Return all of the entries word for word, but omit the pictures they contain.
** START Records for this task **
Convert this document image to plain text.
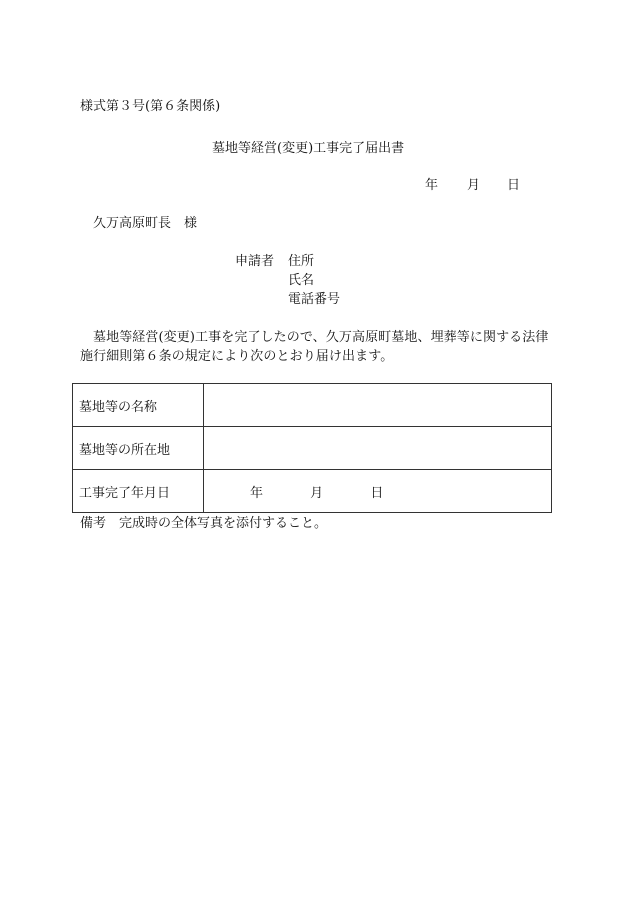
様式第３号(第６条関係)
墓地等経営(変更)工事完了届出書
年 月 日
久万高原町長　様
申請者 住所
氏名
電話番号
墓地等経営(変更)工事を完了したので、久万高原町墓地、埋葬等に関する法律施行細則第６条の規定により次のとおり届け出ます。
墓地等の名称	
墓地等の所在地	
工事完了年月日	年 月 日
備考　完成時の全体写真を添付すること。
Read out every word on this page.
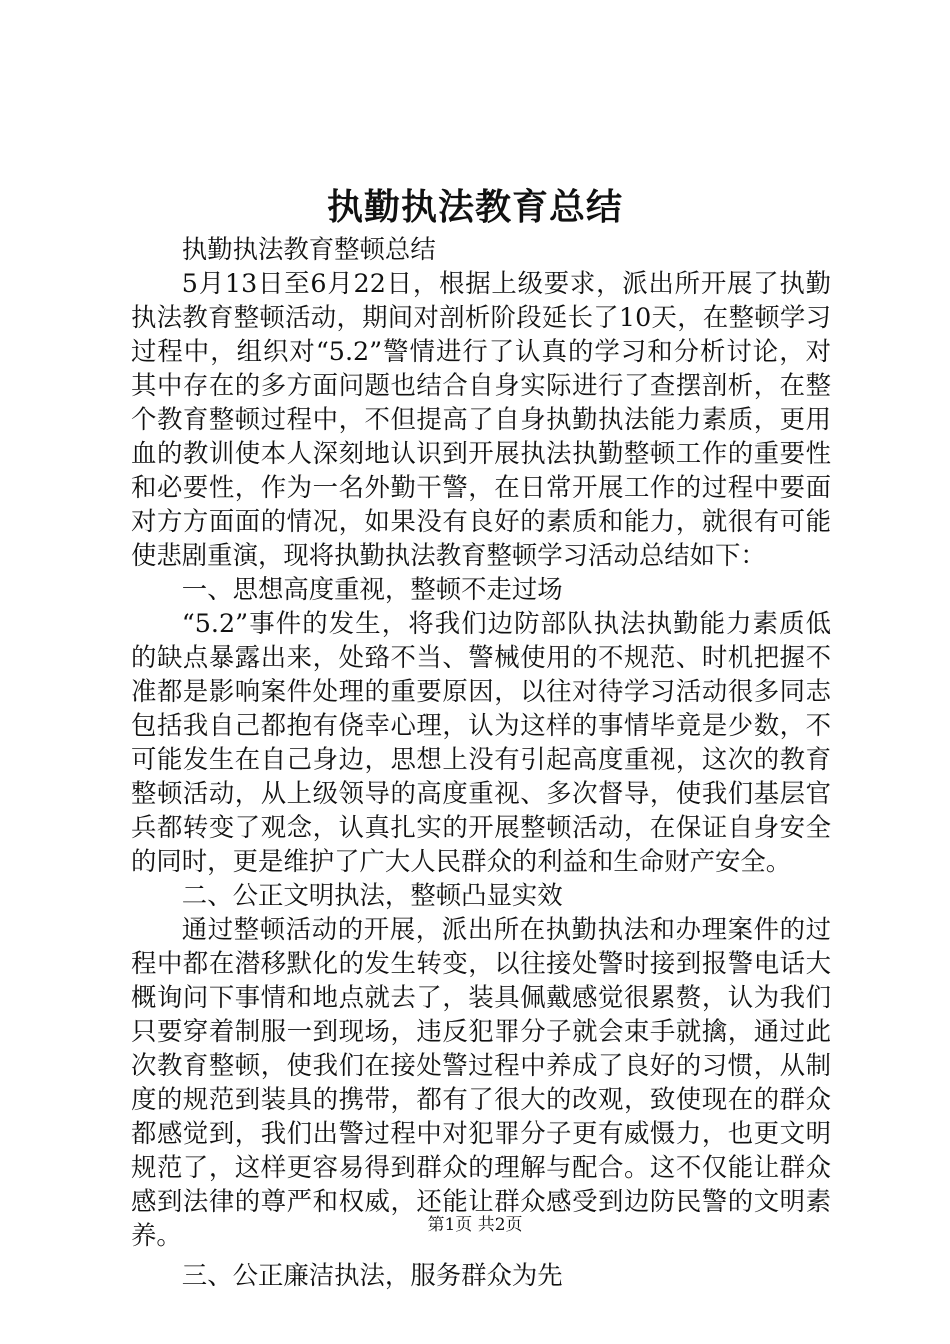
执勤执法教育总结

执勤执法教育整顿总结

5月13日至6月22日，根据上级要求，派出所开展了执勤执法教育整顿活动，期间对剖析阶段延长了10天，在整顿学习过程中，组织对“5.2”警情进行了认真的学习和分析讨论，对其中存在的多方面问题也结合自身实际进行了查摆剖析，在整个教育整顿过程中，不但提高了自身执勤执法能力素质，更用血的教训使本人深刻地认识到开展执法执勤整顿工作的重要性和必要性，作为一名外勤干警，在日常开展工作的过程中要面对方方面面的情况，如果没有良好的素质和能力，就很有可能使悲剧重演，现将执勤执法教育整顿学习活动总结如下：

一、思想高度重视，整顿不走过场

“5.2”事件的发生，将我们边防部队执法执勤能力素质低的缺点暴露出来，处臵不当、警械使用的不规范、时机把握不准都是影响案件处理的重要原因，以往对待学习活动很多同志包括我自己都抱有侥幸心理，认为这样的事情毕竟是少数，不可能发生在自己身边，思想上没有引起高度重视，这次的教育整顿活动，从上级领导的高度重视、多次督导，使我们基层官兵都转变了观念，认真扎实的开展整顿活动，在保证自身安全的同时，更是维护了广大人民群众的利益和生命财产安全。

二、公正文明执法，整顿凸显实效

通过整顿活动的开展，派出所在执勤执法和办理案件的过程中都在潜移默化的发生转变，以往接处警时接到报警电话大概询问下事情和地点就去了，装具佩戴感觉很累赘，认为我们只要穿着制服一到现场，违反犯罪分子就会束手就擒，通过此次教育整顿，使我们在接处警过程中养成了良好的习惯，从制度的规范到装具的携带，都有了很大的改观，致使现在的群众都感觉到，我们出警过程中对犯罪分子更有威慑力，也更文明规范了，这样更容易得到群众的理解与配合。这不仅能让群众感到法律的尊严和权威，还能让群众感受到边防民警的文明素养。

三、公正廉洁执法，服务群众为先

第1页 共2页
** END Records for this task **
→ **Finished answer**:
Convert this document image to plain text.
様式第３号(第６条関係)
墓地等経営(変更)工事完了届出書
年 月 日
久万高原町長　様
申請者 住所
氏名
電話番号
墓地等経営(変更)工事を完了したので、久万高原町墓地、埋葬等に関する法律施行細則第６条の規定により次のとおり届け出ます。
墓地等の名称	
墓地等の所在地	
工事完了年月日	年 月 日
備考　完成時の全体写真を添付すること。
Read out every word on this page.
执勤执法教育总结

执勤执法教育整顿总结

5月13日至6月22日，根据上级要求，派出所开展了执勤执法教育整顿活动，期间对剖析阶段延长了10天，在整顿学习过程中，组织对“5.2”警情进行了认真的学习和分析讨论，对其中存在的多方面问题也结合自身实际进行了查摆剖析，在整个教育整顿过程中，不但提高了自身执勤执法能力素质，更用血的教训使本人深刻地认识到开展执法执勤整顿工作的重要性和必要性，作为一名外勤干警，在日常开展工作的过程中要面对方方面面的情况，如果没有良好的素质和能力，就很有可能使悲剧重演，现将执勤执法教育整顿学习活动总结如下：

一、思想高度重视，整顿不走过场

“5.2”事件的发生，将我们边防部队执法执勤能力素质低的缺点暴露出来，处臵不当、警械使用的不规范、时机把握不准都是影响案件处理的重要原因，以往对待学习活动很多同志包括我自己都抱有侥幸心理，认为这样的事情毕竟是少数，不可能发生在自己身边，思想上没有引起高度重视，这次的教育整顿活动，从上级领导的高度重视、多次督导，使我们基层官兵都转变了观念，认真扎实的开展整顿活动，在保证自身安全的同时，更是维护了广大人民群众的利益和生命财产安全。

二、公正文明执法，整顿凸显实效

通过整顿活动的开展，派出所在执勤执法和办理案件的过程中都在潜移默化的发生转变，以往接处警时接到报警电话大概询问下事情和地点就去了，装具佩戴感觉很累赘，认为我们只要穿着制服一到现场，违反犯罪分子就会束手就擒，通过此次教育整顿，使我们在接处警过程中养成了良好的习惯，从制度的规范到装具的携带，都有了很大的改观，致使现在的群众都感觉到，我们出警过程中对犯罪分子更有威慑力，也更文明规范了，这样更容易得到群众的理解与配合。这不仅能让群众感到法律的尊严和权威，还能让群众感受到边防民警的文明素养。

三、公正廉洁执法，服务群众为先

第1页 共2页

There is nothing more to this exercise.